- SUPPLIED TEXT
In both 2018 and 2019 there were more than 175 manufacturing firms in Antrim, Charlevoix, Cheboygan, and Emmet Counties which supported more than 5,000 jobs; it’s the third largest industry by employment in the region. Antrim County has high employment LQs in Machinery Manufacturing, Food Manufacturing, and Fabricated Metal Product Manufacturing of 6.44, 3.17, and 1.99 respectively in 2020. Charlevoix County has high employment LQs in Plastics and Rubber Products Manufacturing, Computer and Electronic Product Manufacturing, and Machinery Manufacturing of 19.74, 3.56, and 2.45 respectively in 2020. These metrics do not include the many operations across the region which produce apparel, chemicals, transportation equipment, wood products, and more. The manufacturing sector is integral to the local economy as it brings revenue to Northern Michigan from outside the community, state, and country. The average wage in the region’s manufacturing industry was $55,953 in 2019, making it one of the highest paying industries in Northern Michigan. Despite the diversity of work and high compensation, local manufacturers are facing the same challenges as every other business in the area… finding labor. Unfortunately, the labor shortage in Northern Michigan is not a short term trend. Given the prevalence of manufacturing and its importance to the local economy, community leaders should be working to keep these businesses in the area. A potential avenue to address a shrinking labor force is to support the adoption of Industry 4.0. Utilizing artificial intelligence, robotics, automation, and data analytics, local manufacturers will be able increase output despite a shrinking labor force. In turn, local manufactures will remain competitive globally while also remaining in Northern Michigan communities, keeping manufacturing jobs local.

- WHAT TO DO
(1) Name every county that the passage above on Northern Michigan manufacturing mentions.
(2) Carry on the passage above about manufacturing in Northern Michigan, starting right after its last sentence.

- RECORD SET
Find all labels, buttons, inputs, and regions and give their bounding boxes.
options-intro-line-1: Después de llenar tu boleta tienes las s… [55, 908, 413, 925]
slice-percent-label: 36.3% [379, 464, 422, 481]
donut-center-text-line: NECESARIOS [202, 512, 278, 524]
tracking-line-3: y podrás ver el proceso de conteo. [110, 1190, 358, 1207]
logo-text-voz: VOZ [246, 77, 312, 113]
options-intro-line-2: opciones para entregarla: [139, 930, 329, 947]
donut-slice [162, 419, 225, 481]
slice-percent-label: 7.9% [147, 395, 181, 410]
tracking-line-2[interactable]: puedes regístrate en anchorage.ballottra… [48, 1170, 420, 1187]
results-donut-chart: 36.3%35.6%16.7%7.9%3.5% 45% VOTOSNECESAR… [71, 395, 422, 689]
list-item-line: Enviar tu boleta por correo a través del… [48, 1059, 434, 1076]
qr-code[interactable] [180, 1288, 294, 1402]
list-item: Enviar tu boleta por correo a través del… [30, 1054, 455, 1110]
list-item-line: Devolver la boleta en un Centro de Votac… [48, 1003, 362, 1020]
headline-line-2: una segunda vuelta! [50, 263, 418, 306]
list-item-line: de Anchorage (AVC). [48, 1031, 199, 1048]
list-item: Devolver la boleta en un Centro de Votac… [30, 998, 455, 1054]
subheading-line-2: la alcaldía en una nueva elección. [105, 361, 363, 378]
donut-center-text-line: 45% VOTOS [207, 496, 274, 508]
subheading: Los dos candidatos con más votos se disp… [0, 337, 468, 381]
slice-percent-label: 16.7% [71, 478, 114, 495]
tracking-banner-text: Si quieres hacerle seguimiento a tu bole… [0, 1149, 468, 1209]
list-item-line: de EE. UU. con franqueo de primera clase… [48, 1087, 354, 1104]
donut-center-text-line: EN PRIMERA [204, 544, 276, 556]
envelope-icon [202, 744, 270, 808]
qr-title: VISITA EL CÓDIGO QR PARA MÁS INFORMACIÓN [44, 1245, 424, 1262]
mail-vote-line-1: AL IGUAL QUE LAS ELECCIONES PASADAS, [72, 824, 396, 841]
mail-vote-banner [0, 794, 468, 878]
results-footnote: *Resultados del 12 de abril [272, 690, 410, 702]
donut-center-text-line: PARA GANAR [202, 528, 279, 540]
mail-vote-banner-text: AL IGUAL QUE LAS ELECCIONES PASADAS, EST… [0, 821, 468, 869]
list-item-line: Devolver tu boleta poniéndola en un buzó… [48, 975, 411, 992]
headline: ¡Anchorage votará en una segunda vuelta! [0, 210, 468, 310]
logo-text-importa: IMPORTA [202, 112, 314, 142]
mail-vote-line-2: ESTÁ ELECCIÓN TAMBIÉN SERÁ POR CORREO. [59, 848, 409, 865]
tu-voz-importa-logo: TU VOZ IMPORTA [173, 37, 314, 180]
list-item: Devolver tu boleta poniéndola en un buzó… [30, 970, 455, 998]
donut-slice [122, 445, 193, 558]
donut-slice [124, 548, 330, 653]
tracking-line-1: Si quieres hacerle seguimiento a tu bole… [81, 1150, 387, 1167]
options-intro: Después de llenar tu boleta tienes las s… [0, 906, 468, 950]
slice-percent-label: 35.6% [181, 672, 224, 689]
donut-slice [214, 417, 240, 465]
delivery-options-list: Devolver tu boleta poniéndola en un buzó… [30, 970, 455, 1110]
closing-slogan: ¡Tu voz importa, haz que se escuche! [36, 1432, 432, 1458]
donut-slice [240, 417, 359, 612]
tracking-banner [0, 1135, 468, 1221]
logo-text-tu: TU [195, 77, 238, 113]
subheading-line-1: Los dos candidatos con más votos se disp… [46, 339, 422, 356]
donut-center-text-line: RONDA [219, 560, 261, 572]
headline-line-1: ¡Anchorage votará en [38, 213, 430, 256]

- ANSWERS FOR THIS EXERCISE
(1) Antrim, Charlevoix, Cheboygan, Emmet

(2)
What About Tourism?
When viewing Northern Michigan as a whole, many of the top industries (Accommodation; Food Services and Dining Places; Amusement, Gambling, and Recreation Industries; Retail; and more) rely on tourism which poses three challenges. First, the Great Recession and current COVID-19 pandemic have demonstrated that tourism is not guaranteed and any substantive change in the number of visitors to the area has serious implications. Second, tourism-related industries typically provide relatively low wages. Finally, a reliance on tourism contributes to fluctuations in the region’s unemployment rate, which regularly peaks above 8% in the winter before falling to approximately 4% in the summer. By diversifying the local economy and cultivating new industries, Northern Michigan can protect itself from events which threaten tourism, increase wages, and contribute to more year round employment.
Location Quotient analysis of Northern Michigan reveals the growth of Beverage and Tobacco Manufacturing, the importance of manufacturing, and a heavy reliance on tourism-based industries. As community and business leaders discuss the county’s future, it is important to understand which industry sectors are a strength and which are a weakness in order to identify sectors with growth potential and those that need support.